Copy out all the entries exactly.

Stored items
- - - -
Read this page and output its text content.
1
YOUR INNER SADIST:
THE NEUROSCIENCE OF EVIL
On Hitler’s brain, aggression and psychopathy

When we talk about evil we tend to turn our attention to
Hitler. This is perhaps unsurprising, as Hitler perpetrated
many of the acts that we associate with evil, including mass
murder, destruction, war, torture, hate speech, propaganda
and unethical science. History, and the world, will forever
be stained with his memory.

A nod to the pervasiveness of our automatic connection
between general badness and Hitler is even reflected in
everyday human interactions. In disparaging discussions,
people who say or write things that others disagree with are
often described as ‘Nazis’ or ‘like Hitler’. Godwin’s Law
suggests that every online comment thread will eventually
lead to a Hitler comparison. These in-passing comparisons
- - - -
Exercise solution
Read this page and output its text content.
1
YOUR INNER SADIST:
THE NEUROSCIENCE OF EVIL
On Hitler’s brain, aggression and psychopathy

When we talk about evil we tend to turn our attention to
Hitler. This is perhaps unsurprising, as Hitler perpetrated
many of the acts that we associate with evil, including mass
murder, destruction, war, torture, hate speech, propaganda
and unethical science. History, and the world, will forever
be stained with his memory.

A nod to the pervasiveness of our automatic connection
between general badness and Hitler is even reflected in
everyday human interactions. In disparaging discussions,
people who say or write things that others disagree with are
often described as ‘Nazis’ or ‘like Hitler’. Godwin’s Law
suggests that every online comment thread will eventually
lead to a Hitler comparison. These in-passing comparisons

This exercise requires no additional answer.